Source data
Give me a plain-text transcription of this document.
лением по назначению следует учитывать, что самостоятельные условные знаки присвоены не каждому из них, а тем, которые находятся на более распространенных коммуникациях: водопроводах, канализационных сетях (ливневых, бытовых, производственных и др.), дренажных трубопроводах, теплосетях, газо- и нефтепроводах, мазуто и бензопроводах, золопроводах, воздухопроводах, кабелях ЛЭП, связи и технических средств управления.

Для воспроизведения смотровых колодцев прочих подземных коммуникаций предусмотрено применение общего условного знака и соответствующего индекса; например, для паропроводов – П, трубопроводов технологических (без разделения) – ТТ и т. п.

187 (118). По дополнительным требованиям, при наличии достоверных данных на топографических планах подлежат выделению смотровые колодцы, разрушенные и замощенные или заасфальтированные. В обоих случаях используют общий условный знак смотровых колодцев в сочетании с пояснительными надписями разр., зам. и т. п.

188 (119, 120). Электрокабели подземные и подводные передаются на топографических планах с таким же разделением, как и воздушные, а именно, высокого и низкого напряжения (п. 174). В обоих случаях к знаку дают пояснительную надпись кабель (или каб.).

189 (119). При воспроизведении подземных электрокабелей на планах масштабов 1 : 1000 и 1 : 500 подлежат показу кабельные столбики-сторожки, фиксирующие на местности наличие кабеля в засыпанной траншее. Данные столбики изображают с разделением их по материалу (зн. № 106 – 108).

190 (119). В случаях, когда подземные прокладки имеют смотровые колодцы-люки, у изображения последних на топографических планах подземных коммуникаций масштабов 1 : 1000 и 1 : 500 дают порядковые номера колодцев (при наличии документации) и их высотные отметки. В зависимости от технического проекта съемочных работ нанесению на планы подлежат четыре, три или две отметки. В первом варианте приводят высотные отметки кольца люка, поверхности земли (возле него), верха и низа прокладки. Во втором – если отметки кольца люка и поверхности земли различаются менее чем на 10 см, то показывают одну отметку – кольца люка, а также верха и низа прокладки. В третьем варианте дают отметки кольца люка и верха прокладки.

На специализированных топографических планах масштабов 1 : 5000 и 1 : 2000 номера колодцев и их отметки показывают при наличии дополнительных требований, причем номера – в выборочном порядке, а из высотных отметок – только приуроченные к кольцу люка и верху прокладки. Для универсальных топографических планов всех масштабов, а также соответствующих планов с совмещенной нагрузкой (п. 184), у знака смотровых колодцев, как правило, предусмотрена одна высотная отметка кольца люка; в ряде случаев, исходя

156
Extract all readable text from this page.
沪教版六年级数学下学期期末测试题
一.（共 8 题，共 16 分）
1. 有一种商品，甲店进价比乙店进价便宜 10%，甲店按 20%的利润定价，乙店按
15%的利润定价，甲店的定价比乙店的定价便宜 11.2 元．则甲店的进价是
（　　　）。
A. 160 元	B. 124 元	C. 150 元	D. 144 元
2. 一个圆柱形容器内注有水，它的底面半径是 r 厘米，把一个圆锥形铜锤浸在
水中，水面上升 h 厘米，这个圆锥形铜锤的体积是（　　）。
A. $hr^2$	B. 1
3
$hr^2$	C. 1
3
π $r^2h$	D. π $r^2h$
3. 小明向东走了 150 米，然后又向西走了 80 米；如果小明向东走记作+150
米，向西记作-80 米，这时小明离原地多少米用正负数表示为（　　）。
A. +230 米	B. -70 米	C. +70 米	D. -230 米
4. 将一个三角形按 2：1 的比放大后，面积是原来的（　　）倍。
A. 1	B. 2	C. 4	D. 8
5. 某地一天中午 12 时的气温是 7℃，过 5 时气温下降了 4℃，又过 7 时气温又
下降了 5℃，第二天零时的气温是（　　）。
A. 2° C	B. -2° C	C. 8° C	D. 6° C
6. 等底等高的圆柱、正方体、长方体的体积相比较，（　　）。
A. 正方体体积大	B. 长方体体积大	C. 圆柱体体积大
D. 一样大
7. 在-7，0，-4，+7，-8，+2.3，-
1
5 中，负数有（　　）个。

EXERCISE DESCRIPTION: Take the lines above and print them exactly.

THE REPLY:
Give me a plain-text transcription of this document.
лением по назначению следует учитывать, что самостоятельные условные знаки присвоены не каждому из них, а тем, которые находятся на более распространенных коммуникациях: водопроводах, канализационных сетях (ливневых, бытовых, производственных и др.), дренажных трубопроводах, теплосетях, газо- и нефтепроводах, мазуто и бензопроводах, золопроводах, воздухопроводах, кабелях ЛЭП, связи и технических средств управления.

Для воспроизведения смотровых колодцев прочих подземных коммуникаций предусмотрено применение общего условного знака и соответствующего индекса; например, для паропроводов – П, трубопроводов технологических (без разделения) – ТТ и т. п.

187 (118). По дополнительным требованиям, при наличии достоверных данных на топографических планах подлежат выделению смотровые колодцы, разрушенные и замощенные или заасфальтированные. В обоих случаях используют общий условный знак смотровых колодцев в сочетании с пояснительными надписями разр., зам. и т. п.

188 (119, 120). Электрокабели подземные и подводные передаются на топографических планах с таким же разделением, как и воздушные, а именно, высокого и низкого напряжения (п. 174). В обоих случаях к знаку дают пояснительную надпись кабель (или каб.).

189 (119). При воспроизведении подземных электрокабелей на планах масштабов 1 : 1000 и 1 : 500 подлежат показу кабельные столбики-сторожки, фиксирующие на местности наличие кабеля в засыпанной траншее. Данные столбики изображают с разделением их по материалу (зн. № 106 – 108).

190 (119). В случаях, когда подземные прокладки имеют смотровые колодцы-люки, у изображения последних на топографических планах подземных коммуникаций масштабов 1 : 1000 и 1 : 500 дают порядковые номера колодцев (при наличии документации) и их высотные отметки. В зависимости от технического проекта съемочных работ нанесению на планы подлежат четыре, три или две отметки. В первом варианте приводят высотные отметки кольца люка, поверхности земли (возле него), верха и низа прокладки. Во втором – если отметки кольца люка и поверхности земли различаются менее чем на 10 см, то показывают одну отметку – кольца люка, а также верха и низа прокладки. В третьем варианте дают отметки кольца люка и верха прокладки.

На специализированных топографических планах масштабов 1 : 5000 и 1 : 2000 номера колодцев и их отметки показывают при наличии дополнительных требований, причем номера – в выборочном порядке, а из высотных отметок – только приуроченные к кольцу люка и верху прокладки. Для универсальных топографических планов всех масштабов, а также соответствующих планов с совмещенной нагрузкой (п. 184), у знака смотровых колодцев, как правило, предусмотрена одна высотная отметка кольца люка; в ряде случаев, исходя

156
Extract all readable text from this page.
沪教版六年级数学下学期期末测试题
一.（共 8 题，共 16 分）
1. 有一种商品，甲店进价比乙店进价便宜 10%，甲店按 20%的利润定价，乙店按
15%的利润定价，甲店的定价比乙店的定价便宜 11.2 元．则甲店的进价是
（　　　）。
A. 160 元	B. 124 元	C. 150 元	D. 144 元
2. 一个圆柱形容器内注有水，它的底面半径是 r 厘米，把一个圆锥形铜锤浸在
水中，水面上升 h 厘米，这个圆锥形铜锤的体积是（　　）。
A. $hr^2$	B. 1
3
$hr^2$	C. 1
3
π $r^2h$	D. π $r^2h$
3. 小明向东走了 150 米，然后又向西走了 80 米；如果小明向东走记作+150
米，向西记作-80 米，这时小明离原地多少米用正负数表示为（　　）。
A. +230 米	B. -70 米	C. +70 米	D. -230 米
4. 将一个三角形按 2：1 的比放大后，面积是原来的（　　）倍。
A. 1	B. 2	C. 4	D. 8
5. 某地一天中午 12 时的气温是 7℃，过 5 时气温下降了 4℃，又过 7 时气温又
下降了 5℃，第二天零时的气温是（　　）。
A. 2° C	B. -2° C	C. 8° C	D. 6° C
6. 等底等高的圆柱、正方体、长方体的体积相比较，（　　）。
A. 正方体体积大	B. 长方体体积大	C. 圆柱体体积大
D. 一样大
7. 在-7，0，-4，+7，-8，+2.3，-
1
5 中，负数有（　　）个。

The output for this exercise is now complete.